— Dataset content —
# # # #

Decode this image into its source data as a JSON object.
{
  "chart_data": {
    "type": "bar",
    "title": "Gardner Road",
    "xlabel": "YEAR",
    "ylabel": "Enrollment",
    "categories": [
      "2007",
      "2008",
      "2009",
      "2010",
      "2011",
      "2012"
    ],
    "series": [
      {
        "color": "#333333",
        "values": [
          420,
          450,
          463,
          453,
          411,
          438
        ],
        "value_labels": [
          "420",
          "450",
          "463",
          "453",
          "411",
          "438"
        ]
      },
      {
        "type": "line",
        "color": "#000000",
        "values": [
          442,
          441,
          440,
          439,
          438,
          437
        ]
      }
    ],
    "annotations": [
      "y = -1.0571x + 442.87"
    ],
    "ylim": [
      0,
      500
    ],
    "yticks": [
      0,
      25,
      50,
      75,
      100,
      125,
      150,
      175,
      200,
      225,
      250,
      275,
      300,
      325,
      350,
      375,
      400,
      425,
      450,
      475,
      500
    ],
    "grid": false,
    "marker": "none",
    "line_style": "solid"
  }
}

# # # #

— What you have to do —
Please output the entire listing exactly as it stands.

— Answer —
Decode this image into its source data as a JSON object.
{
  "chart_data": {
    "type": "bar",
    "title": "Gardner Road",
    "xlabel": "YEAR",
    "ylabel": "Enrollment",
    "categories": [
      "2007",
      "2008",
      "2009",
      "2010",
      "2011",
      "2012"
    ],
    "series": [
      {
        "color": "#333333",
        "values": [
          420,
          450,
          463,
          453,
          411,
          438
        ],
        "value_labels": [
          "420",
          "450",
          "463",
          "453",
          "411",
          "438"
        ]
      },
      {
        "type": "line",
        "color": "#000000",
        "values": [
          442,
          441,
          440,
          439,
          438,
          437
        ]
      }
    ],
    "annotations": [
      "y = -1.0571x + 442.87"
    ],
    "ylim": [
      0,
      500
    ],
    "yticks": [
      0,
      25,
      50,
      75,
      100,
      125,
      150,
      175,
      200,
      225,
      250,
      275,
      300,
      325,
      350,
      375,
      400,
      425,
      450,
      475,
      500
    ],
    "grid": false,
    "marker": "none",
    "line_style": "solid"
  }
}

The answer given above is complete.